:: STORED DATA ::

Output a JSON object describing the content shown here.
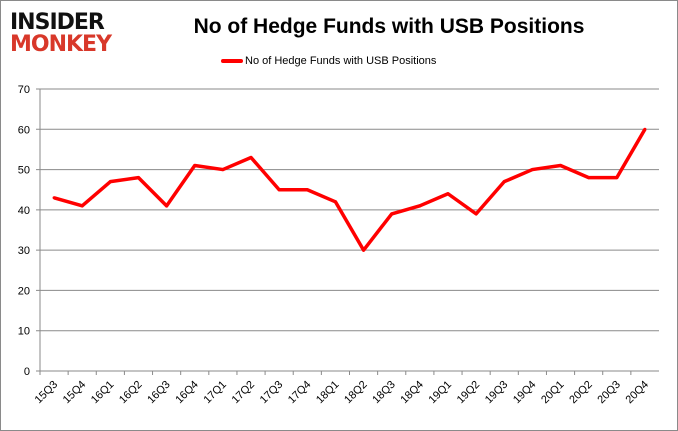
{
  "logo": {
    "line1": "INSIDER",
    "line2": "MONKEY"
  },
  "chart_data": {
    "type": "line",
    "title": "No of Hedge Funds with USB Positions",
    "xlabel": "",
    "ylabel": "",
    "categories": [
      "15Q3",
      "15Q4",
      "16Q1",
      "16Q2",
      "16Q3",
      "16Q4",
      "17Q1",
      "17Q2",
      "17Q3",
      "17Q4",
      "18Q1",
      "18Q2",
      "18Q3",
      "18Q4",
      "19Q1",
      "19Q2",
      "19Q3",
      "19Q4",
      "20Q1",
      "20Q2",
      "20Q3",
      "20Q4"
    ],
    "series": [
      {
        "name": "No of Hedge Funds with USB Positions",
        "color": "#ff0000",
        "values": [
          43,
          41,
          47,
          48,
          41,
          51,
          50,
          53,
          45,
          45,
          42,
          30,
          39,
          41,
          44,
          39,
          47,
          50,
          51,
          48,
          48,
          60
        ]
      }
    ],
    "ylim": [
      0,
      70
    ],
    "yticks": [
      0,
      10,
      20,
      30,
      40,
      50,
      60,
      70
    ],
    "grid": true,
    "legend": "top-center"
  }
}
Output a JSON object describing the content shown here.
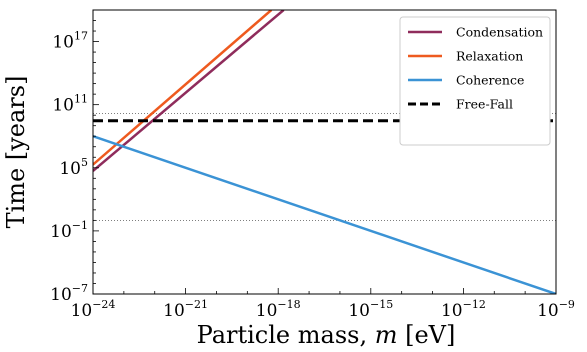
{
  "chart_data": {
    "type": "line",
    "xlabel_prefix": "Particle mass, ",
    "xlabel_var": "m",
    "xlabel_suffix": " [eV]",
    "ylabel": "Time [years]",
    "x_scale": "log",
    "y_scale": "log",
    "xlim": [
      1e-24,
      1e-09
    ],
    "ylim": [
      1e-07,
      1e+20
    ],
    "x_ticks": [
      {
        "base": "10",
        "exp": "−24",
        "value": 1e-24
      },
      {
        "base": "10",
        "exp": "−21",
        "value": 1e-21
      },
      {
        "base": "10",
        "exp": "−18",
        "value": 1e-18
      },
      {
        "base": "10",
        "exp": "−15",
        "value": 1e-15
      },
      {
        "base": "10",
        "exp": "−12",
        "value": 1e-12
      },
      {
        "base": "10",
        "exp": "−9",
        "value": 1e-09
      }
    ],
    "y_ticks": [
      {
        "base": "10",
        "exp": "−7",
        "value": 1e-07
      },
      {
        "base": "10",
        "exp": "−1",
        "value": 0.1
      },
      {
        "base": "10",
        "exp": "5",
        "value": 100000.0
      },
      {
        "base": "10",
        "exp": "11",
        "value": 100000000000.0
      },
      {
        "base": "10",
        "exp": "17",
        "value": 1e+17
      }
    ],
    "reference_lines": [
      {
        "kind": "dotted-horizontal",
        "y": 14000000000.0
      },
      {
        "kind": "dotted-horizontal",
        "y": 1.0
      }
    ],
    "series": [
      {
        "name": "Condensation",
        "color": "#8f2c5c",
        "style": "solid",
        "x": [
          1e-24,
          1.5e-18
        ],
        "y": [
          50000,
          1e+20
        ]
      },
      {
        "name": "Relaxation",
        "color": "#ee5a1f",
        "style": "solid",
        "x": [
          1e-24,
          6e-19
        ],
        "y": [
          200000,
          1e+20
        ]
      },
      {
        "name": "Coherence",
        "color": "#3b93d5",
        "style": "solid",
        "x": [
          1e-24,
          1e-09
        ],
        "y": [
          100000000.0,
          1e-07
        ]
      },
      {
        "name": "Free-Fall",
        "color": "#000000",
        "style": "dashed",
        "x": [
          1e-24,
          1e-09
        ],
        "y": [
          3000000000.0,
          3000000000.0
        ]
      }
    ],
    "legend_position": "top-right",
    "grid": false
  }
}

:: EXERCISE GOAL ::
The material above must be printed exactly, with its pictures left out.

:: WRITTEN ANSWER ::
Output a JSON object describing the content shown here.
{
  "logo": {
    "line1": "INSIDER",
    "line2": "MONKEY"
  },
  "chart_data": {
    "type": "line",
    "title": "No of Hedge Funds with USB Positions",
    "xlabel": "",
    "ylabel": "",
    "categories": [
      "15Q3",
      "15Q4",
      "16Q1",
      "16Q2",
      "16Q3",
      "16Q4",
      "17Q1",
      "17Q2",
      "17Q3",
      "17Q4",
      "18Q1",
      "18Q2",
      "18Q3",
      "18Q4",
      "19Q1",
      "19Q2",
      "19Q3",
      "19Q4",
      "20Q1",
      "20Q2",
      "20Q3",
      "20Q4"
    ],
    "series": [
      {
        "name": "No of Hedge Funds with USB Positions",
        "color": "#ff0000",
        "values": [
          43,
          41,
          47,
          48,
          41,
          51,
          50,
          53,
          45,
          45,
          42,
          30,
          39,
          41,
          44,
          39,
          47,
          50,
          51,
          48,
          48,
          60
        ]
      }
    ],
    "ylim": [
      0,
      70
    ],
    "yticks": [
      0,
      10,
      20,
      30,
      40,
      50,
      60,
      70
    ],
    "grid": true,
    "legend": "top-center"
  }
}
Output a JSON object describing the content shown here.
{
  "chart_data": {
    "type": "line",
    "xlabel_prefix": "Particle mass, ",
    "xlabel_var": "m",
    "xlabel_suffix": " [eV]",
    "ylabel": "Time [years]",
    "x_scale": "log",
    "y_scale": "log",
    "xlim": [
      1e-24,
      1e-09
    ],
    "ylim": [
      1e-07,
      1e+20
    ],
    "x_ticks": [
      {
        "base": "10",
        "exp": "−24",
        "value": 1e-24
      },
      {
        "base": "10",
        "exp": "−21",
        "value": 1e-21
      },
      {
        "base": "10",
        "exp": "−18",
        "value": 1e-18
      },
      {
        "base": "10",
        "exp": "−15",
        "value": 1e-15
      },
      {
        "base": "10",
        "exp": "−12",
        "value": 1e-12
      },
      {
        "base": "10",
        "exp": "−9",
        "value": 1e-09
      }
    ],
    "y_ticks": [
      {
        "base": "10",
        "exp": "−7",
        "value": 1e-07
      },
      {
        "base": "10",
        "exp": "−1",
        "value": 0.1
      },
      {
        "base": "10",
        "exp": "5",
        "value": 100000.0
      },
      {
        "base": "10",
        "exp": "11",
        "value": 100000000000.0
      },
      {
        "base": "10",
        "exp": "17",
        "value": 1e+17
      }
    ],
    "reference_lines": [
      {
        "kind": "dotted-horizontal",
        "y": 14000000000.0
      },
      {
        "kind": "dotted-horizontal",
        "y": 1.0
      }
    ],
    "series": [
      {
        "name": "Condensation",
        "color": "#8f2c5c",
        "style": "solid",
        "x": [
          1e-24,
          1.5e-18
        ],
        "y": [
          50000,
          1e+20
        ]
      },
      {
        "name": "Relaxation",
        "color": "#ee5a1f",
        "style": "solid",
        "x": [
          1e-24,
          6e-19
        ],
        "y": [
          200000,
          1e+20
        ]
      },
      {
        "name": "Coherence",
        "color": "#3b93d5",
        "style": "solid",
        "x": [
          1e-24,
          1e-09
        ],
        "y": [
          100000000.0,
          1e-07
        ]
      },
      {
        "name": "Free-Fall",
        "color": "#000000",
        "style": "dashed",
        "x": [
          1e-24,
          1e-09
        ],
        "y": [
          3000000000.0,
          3000000000.0
        ]
      }
    ],
    "legend_position": "top-right",
    "grid": false
  }
}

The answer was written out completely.